### WRITTEN PROBLEM:
Copy the material from its first line through the line containing "Text: IN2: IN2 bbox=[128, 408, 137, 413]", substituting "Relay Board" for "Relay Module" and changing nothing else.
_ _ _
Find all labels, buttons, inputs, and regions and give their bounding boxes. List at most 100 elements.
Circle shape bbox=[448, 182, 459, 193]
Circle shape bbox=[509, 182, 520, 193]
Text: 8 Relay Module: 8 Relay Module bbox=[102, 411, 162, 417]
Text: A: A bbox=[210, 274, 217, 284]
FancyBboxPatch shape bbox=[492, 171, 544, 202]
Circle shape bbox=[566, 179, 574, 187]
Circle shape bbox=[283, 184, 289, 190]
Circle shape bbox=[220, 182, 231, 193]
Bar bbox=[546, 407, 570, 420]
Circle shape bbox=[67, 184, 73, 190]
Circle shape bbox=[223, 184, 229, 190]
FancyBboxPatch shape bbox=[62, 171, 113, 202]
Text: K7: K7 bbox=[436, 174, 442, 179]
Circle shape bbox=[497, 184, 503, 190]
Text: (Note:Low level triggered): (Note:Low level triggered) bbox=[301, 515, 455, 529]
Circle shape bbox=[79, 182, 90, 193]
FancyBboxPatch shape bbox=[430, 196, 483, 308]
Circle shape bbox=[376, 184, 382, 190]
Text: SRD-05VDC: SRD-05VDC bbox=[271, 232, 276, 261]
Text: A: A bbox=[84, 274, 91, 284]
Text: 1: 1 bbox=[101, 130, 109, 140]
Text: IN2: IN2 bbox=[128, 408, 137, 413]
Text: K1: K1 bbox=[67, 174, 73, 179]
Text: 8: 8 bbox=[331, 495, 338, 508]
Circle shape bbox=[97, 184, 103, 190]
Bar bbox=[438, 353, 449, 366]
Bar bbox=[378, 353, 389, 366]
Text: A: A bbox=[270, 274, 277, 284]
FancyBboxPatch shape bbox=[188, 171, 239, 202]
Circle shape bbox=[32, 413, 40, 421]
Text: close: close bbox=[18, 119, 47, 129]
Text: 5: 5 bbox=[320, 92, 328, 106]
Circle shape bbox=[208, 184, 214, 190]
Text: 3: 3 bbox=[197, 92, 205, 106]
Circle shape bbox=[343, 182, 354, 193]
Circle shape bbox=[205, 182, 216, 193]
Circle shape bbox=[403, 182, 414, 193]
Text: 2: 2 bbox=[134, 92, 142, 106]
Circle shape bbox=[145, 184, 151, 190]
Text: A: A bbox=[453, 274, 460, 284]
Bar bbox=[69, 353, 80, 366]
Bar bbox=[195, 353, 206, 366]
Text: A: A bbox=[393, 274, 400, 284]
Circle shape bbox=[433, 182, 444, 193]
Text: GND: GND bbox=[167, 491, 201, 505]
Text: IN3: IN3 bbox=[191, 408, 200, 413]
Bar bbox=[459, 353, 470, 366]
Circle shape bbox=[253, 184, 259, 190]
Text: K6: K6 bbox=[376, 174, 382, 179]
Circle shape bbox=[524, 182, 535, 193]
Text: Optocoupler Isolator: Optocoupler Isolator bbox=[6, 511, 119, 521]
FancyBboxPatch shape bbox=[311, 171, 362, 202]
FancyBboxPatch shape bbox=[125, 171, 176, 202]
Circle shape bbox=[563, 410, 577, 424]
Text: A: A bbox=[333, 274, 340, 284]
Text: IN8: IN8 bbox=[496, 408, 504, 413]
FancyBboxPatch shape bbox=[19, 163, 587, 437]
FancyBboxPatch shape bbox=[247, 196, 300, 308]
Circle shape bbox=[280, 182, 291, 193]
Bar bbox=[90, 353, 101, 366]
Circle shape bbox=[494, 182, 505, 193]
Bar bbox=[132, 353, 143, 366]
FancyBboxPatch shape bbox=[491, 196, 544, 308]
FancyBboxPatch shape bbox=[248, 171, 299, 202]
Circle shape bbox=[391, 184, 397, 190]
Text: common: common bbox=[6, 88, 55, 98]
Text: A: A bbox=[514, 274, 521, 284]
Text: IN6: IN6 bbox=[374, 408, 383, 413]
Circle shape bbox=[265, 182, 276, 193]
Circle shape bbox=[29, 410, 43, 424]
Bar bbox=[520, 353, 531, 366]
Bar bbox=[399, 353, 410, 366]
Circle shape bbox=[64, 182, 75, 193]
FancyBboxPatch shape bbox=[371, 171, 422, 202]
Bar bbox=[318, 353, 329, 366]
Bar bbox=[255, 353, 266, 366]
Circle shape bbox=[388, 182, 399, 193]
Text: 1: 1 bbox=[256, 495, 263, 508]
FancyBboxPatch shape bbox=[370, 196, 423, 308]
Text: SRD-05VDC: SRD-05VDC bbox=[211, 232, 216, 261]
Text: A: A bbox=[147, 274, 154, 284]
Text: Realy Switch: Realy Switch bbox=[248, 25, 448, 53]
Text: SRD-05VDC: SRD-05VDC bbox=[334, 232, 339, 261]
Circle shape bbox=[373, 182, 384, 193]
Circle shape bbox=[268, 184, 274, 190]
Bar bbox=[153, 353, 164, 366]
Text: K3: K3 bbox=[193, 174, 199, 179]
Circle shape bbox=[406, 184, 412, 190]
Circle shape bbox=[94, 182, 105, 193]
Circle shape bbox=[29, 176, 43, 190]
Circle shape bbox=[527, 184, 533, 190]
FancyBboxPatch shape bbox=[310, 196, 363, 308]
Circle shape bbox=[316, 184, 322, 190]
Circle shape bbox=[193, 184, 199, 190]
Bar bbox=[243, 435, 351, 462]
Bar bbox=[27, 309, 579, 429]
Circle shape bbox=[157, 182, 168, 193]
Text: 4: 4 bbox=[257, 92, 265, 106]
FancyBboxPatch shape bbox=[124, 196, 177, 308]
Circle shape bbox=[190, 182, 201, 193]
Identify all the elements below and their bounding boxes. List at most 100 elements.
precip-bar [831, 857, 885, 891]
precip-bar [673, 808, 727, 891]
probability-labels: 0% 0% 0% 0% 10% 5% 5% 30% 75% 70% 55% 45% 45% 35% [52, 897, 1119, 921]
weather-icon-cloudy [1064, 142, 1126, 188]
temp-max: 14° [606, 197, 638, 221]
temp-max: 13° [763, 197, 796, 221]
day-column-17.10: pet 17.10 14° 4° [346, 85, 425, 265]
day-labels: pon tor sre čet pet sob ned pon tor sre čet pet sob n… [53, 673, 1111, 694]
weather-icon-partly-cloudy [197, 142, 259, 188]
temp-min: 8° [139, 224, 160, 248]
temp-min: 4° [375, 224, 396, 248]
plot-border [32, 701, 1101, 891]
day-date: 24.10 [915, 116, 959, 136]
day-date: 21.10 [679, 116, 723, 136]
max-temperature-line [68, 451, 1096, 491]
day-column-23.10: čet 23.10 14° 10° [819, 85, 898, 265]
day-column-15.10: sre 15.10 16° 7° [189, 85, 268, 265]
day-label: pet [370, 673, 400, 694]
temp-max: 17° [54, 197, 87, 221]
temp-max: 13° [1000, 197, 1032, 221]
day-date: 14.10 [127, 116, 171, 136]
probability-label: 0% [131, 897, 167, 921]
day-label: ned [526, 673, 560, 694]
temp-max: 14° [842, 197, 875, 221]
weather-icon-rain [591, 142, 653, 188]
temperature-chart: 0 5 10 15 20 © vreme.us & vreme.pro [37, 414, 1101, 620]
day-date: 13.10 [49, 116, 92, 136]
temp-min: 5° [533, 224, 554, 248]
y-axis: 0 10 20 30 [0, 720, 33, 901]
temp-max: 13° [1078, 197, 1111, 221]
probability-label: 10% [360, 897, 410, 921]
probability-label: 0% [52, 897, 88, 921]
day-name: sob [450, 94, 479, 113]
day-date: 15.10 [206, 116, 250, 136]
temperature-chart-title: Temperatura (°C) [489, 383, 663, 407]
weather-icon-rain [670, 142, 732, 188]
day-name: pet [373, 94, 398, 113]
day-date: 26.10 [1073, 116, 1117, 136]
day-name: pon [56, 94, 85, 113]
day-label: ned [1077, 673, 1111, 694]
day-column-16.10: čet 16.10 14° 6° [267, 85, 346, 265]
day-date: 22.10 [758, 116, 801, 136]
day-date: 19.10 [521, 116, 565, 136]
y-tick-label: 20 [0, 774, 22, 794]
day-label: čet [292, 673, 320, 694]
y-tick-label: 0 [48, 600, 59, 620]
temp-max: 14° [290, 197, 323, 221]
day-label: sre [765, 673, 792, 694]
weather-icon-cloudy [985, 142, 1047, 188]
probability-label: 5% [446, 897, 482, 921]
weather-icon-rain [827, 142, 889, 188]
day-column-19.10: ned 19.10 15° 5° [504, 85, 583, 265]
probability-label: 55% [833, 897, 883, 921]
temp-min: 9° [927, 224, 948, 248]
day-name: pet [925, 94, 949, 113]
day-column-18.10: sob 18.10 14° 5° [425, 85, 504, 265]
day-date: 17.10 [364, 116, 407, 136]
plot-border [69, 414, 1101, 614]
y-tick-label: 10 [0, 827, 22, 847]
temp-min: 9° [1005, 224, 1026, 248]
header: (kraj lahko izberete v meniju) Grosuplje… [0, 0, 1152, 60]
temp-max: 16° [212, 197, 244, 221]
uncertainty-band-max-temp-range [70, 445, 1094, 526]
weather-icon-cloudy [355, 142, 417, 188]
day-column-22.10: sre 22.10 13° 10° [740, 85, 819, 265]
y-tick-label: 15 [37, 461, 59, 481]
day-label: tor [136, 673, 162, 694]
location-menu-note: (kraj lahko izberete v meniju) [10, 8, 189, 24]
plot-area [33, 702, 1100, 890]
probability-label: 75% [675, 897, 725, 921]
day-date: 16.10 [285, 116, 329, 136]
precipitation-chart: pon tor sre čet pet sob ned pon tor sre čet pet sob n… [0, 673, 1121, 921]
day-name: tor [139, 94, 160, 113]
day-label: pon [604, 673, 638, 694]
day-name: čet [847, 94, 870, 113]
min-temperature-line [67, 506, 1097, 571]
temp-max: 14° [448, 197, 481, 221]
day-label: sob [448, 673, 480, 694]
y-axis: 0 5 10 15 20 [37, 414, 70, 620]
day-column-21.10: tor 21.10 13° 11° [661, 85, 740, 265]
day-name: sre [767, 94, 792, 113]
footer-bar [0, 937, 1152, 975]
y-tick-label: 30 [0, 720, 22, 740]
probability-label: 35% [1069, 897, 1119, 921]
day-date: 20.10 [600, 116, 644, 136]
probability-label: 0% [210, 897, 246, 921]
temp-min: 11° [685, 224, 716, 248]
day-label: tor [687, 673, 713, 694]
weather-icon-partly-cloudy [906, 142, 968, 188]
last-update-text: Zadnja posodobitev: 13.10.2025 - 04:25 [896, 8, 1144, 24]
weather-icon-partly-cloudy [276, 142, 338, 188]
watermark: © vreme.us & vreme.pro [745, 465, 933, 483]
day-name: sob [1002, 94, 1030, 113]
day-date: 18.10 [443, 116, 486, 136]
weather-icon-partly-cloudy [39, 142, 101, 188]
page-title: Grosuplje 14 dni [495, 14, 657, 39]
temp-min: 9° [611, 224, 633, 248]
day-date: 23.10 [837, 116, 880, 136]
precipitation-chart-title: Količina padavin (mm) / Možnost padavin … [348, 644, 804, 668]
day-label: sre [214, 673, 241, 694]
_ _ _
### RESULT:
Find all labels, buttons, inputs, and regions and give their bounding boxes. List at most 100 elements.
Circle shape bbox=[448, 182, 459, 193]
Circle shape bbox=[509, 182, 520, 193]
Text: 8 Relay Board: 8 Relay Board bbox=[102, 411, 162, 417]
Text: A: A bbox=[210, 274, 217, 284]
FancyBboxPatch shape bbox=[492, 171, 544, 202]
Circle shape bbox=[566, 179, 574, 187]
Circle shape bbox=[283, 184, 289, 190]
Circle shape bbox=[220, 182, 231, 193]
Bar bbox=[546, 407, 570, 420]
Circle shape bbox=[67, 184, 73, 190]
Circle shape bbox=[223, 184, 229, 190]
FancyBboxPatch shape bbox=[62, 171, 113, 202]
Text: K7: K7 bbox=[436, 174, 442, 179]
Circle shape bbox=[497, 184, 503, 190]
Text: (Note:Low level triggered): (Note:Low level triggered) bbox=[301, 515, 455, 529]
Circle shape bbox=[79, 182, 90, 193]
FancyBboxPatch shape bbox=[430, 196, 483, 308]
Circle shape bbox=[376, 184, 382, 190]
Text: SRD-05VDC: SRD-05VDC bbox=[271, 232, 276, 261]
Text: A: A bbox=[84, 274, 91, 284]
Text: 1: 1 bbox=[101, 130, 109, 140]
Text: IN2: IN2 bbox=[128, 408, 137, 413]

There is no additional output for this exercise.